TASK BRIEF ▸ Report how many lines include the word "MONTHLY", and nothing besides that number.
--- Begin DATASET EXTRACT ---
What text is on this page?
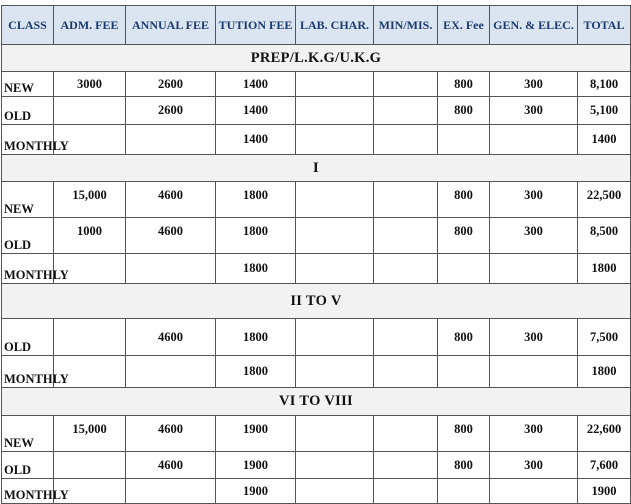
CLASS	ADM. FEE	ANNUAL FEE	TUTION FEE	LAB. CHAR.	MIN/MIS.	EX. Fee	GEN. & ELEC.	TOTAL
PREP/L.K.G/U.K.G								
NEW	3000	2600	1400			800	300	8,100
OLD		2600	1400			800	300	5,100
MONTHLY			1400					1400
I								
NEW	15,000	4600	1800			800	300	22,500
OLD	1000	4600	1800			800	300	8,500
MONTHLY			1800					1800
II TO V								
OLD		4600	1800			800	300	7,500
MONTHLY			1800					1800
VI TO VIII								
NEW	15,000	4600	1900			800	300	22,600
OLD		4600	1900			800	300	7,600
MONTHLY			1900					1900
--- End DATASET EXTRACT ---
OUTPUT BELOW ▸ 4